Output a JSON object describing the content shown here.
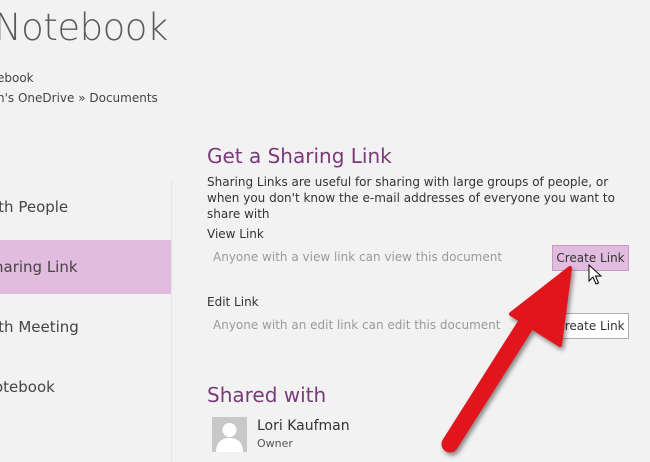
{
  "header": {
    "title": "Notebook",
    "location_line1": "ebook",
    "location_line2": "n's OneDrive » Documents"
  },
  "nav": {
    "items": [
      {
        "label": "ith People"
      },
      {
        "label": "haring Link"
      },
      {
        "label": "ith Meeting"
      },
      {
        "label": "otebook"
      }
    ]
  },
  "sharing": {
    "title": "Get a Sharing Link",
    "description": "Sharing Links are useful for sharing with large groups of people, or when you don't know the e-mail addresses of everyone you want to share with",
    "view_label": "View Link",
    "view_placeholder": "Anyone with a view link can view this document",
    "view_button": "Create Link",
    "edit_label": "Edit Link",
    "edit_placeholder": "Anyone with an edit link can edit this document",
    "edit_button": "Create Link"
  },
  "shared_with": {
    "title": "Shared with",
    "user_name": "Lori Kaufman",
    "user_role": "Owner"
  },
  "colors": {
    "accent": "#7a3a7a",
    "selected_bg": "#e2bcde",
    "arrow": "#e0121b"
  }
}
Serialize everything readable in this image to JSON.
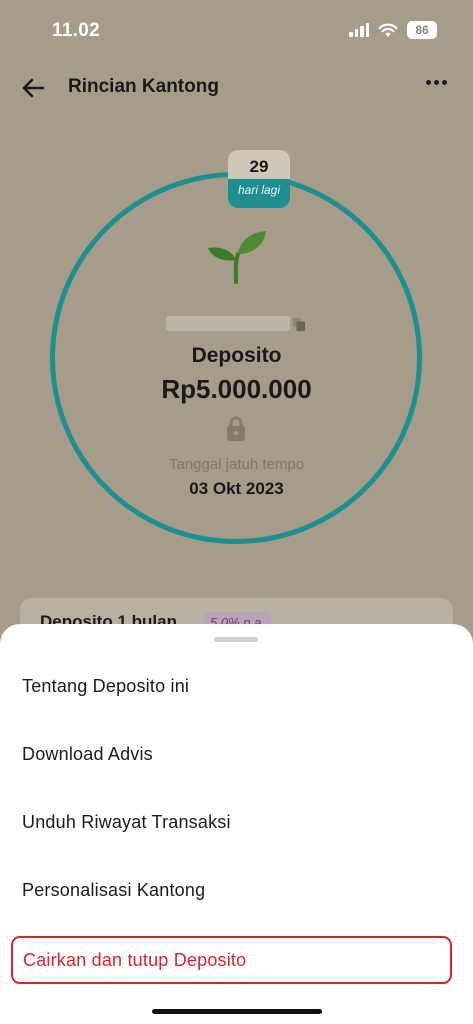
{
  "status_bar": {
    "time": "11.02",
    "battery": "86",
    "icons": [
      "signal-icon",
      "wifi-icon",
      "battery-icon"
    ]
  },
  "header": {
    "title": "Rincian Kantong",
    "back_icon": "arrow-left-icon",
    "more_icon": "more-dots-icon"
  },
  "pocket": {
    "days_left": "29",
    "days_label": "hari lagi",
    "product_name": "Deposito",
    "balance": "Rp5.000.000",
    "maturity_label": "Tanggal jatuh tempo",
    "maturity_date": "03 Okt 2023"
  },
  "detail_card": {
    "title": "Deposito 1 bulan",
    "rate": "5.0% p.a."
  },
  "menu": {
    "items": [
      {
        "label": "Tentang Deposito ini"
      },
      {
        "label": "Download Advis"
      },
      {
        "label": "Unduh Riwayat Transaksi"
      },
      {
        "label": "Personalisasi Kantong"
      },
      {
        "label": "Cairkan dan tutup Deposito"
      }
    ]
  },
  "colors": {
    "accent": "#1e8f90",
    "danger": "#d9232e",
    "overlay_background": "#a59c8a"
  }
}
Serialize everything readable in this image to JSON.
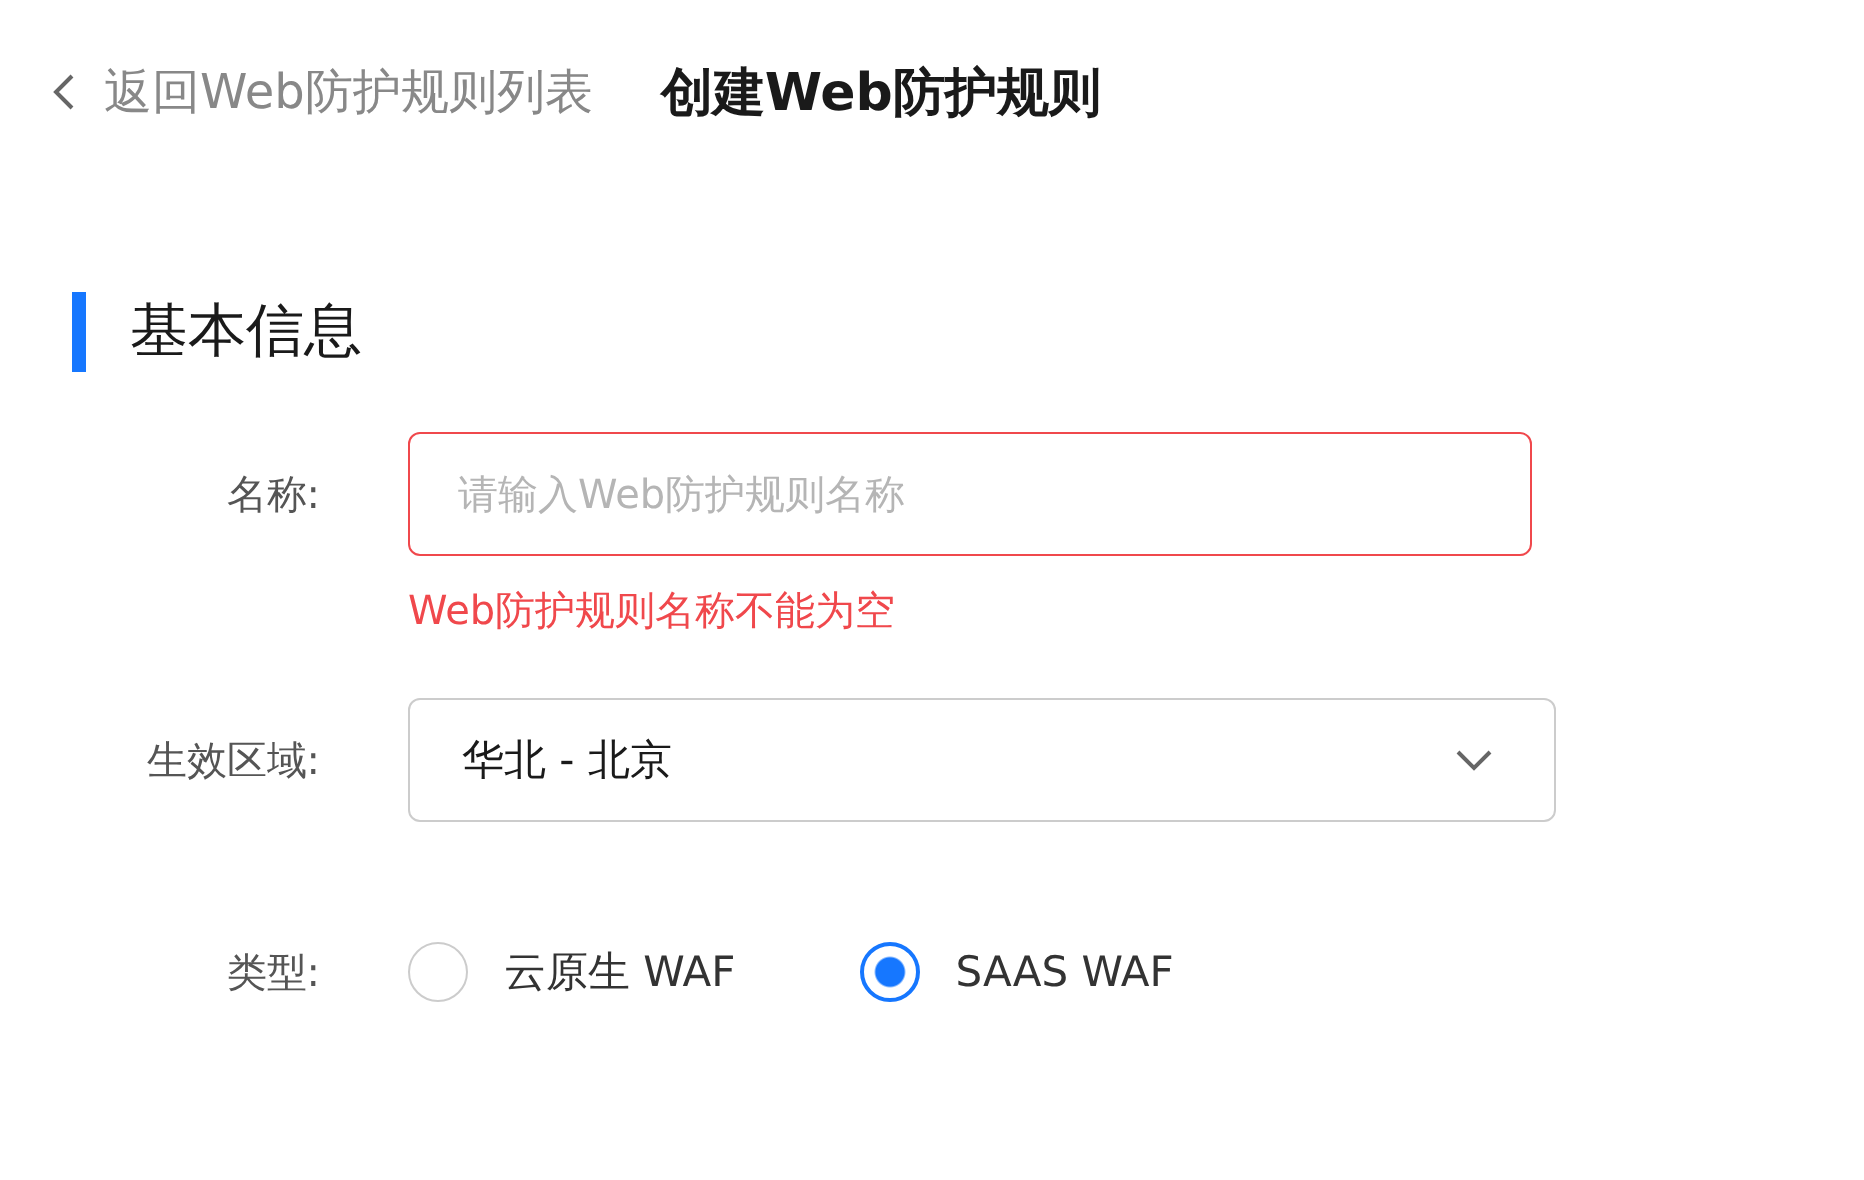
{
  "header": {
    "back_link": "返回Web防护规则列表",
    "title": "创建Web防护规则"
  },
  "section": {
    "title": "基本信息"
  },
  "form": {
    "name": {
      "label": "名称:",
      "placeholder": "请输入Web防护规则名称",
      "error": "Web防护规则名称不能为空"
    },
    "region": {
      "label": "生效区域:",
      "value": "华北 - 北京"
    },
    "type": {
      "label": "类型:",
      "options": [
        {
          "label": "云原生 WAF",
          "selected": false
        },
        {
          "label": "SAAS WAF",
          "selected": true
        }
      ]
    }
  }
}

+---+

Your task: Retype everything in the material word for word, minus pictures.

Task result:
Output a JSON object describing the content shown here.
{
  "header": {
    "title": "Notebook",
    "location_line1": "ebook",
    "location_line2": "n's OneDrive » Documents"
  },
  "nav": {
    "items": [
      {
        "label": "ith People"
      },
      {
        "label": "haring Link"
      },
      {
        "label": "ith Meeting"
      },
      {
        "label": "otebook"
      }
    ]
  },
  "sharing": {
    "title": "Get a Sharing Link",
    "description": "Sharing Links are useful for sharing with large groups of people, or when you don't know the e-mail addresses of everyone you want to share with",
    "view_label": "View Link",
    "view_placeholder": "Anyone with a view link can view this document",
    "view_button": "Create Link",
    "edit_label": "Edit Link",
    "edit_placeholder": "Anyone with an edit link can edit this document",
    "edit_button": "Create Link"
  },
  "shared_with": {
    "title": "Shared with",
    "user_name": "Lori Kaufman",
    "user_role": "Owner"
  },
  "colors": {
    "accent": "#7a3a7a",
    "selected_bg": "#e2bcde",
    "arrow": "#e0121b"
  }
}
Serialize everything readable in this image to JSON.
{
  "status_bar": {
    "time": "11.02",
    "battery": "86",
    "icons": [
      "signal-icon",
      "wifi-icon",
      "battery-icon"
    ]
  },
  "header": {
    "title": "Rincian Kantong",
    "back_icon": "arrow-left-icon",
    "more_icon": "more-dots-icon"
  },
  "pocket": {
    "days_left": "29",
    "days_label": "hari lagi",
    "product_name": "Deposito",
    "balance": "Rp5.000.000",
    "maturity_label": "Tanggal jatuh tempo",
    "maturity_date": "03 Okt 2023"
  },
  "detail_card": {
    "title": "Deposito 1 bulan",
    "rate": "5.0% p.a."
  },
  "menu": {
    "items": [
      {
        "label": "Tentang Deposito ini"
      },
      {
        "label": "Download Advis"
      },
      {
        "label": "Unduh Riwayat Transaksi"
      },
      {
        "label": "Personalisasi Kantong"
      },
      {
        "label": "Cairkan dan tutup Deposito"
      }
    ]
  },
  "colors": {
    "accent": "#1e8f90",
    "danger": "#d9232e",
    "overlay_background": "#a59c8a"
  }
}
Serialize everything readable in this image to JSON.
{
  "header": {
    "back_link": "返回Web防护规则列表",
    "title": "创建Web防护规则"
  },
  "section": {
    "title": "基本信息"
  },
  "form": {
    "name": {
      "label": "名称:",
      "placeholder": "请输入Web防护规则名称",
      "error": "Web防护规则名称不能为空"
    },
    "region": {
      "label": "生效区域:",
      "value": "华北 - 北京"
    },
    "type": {
      "label": "类型:",
      "options": [
        {
          "label": "云原生 WAF",
          "selected": false
        },
        {
          "label": "SAAS WAF",
          "selected": true
        }
      ]
    }
  }
}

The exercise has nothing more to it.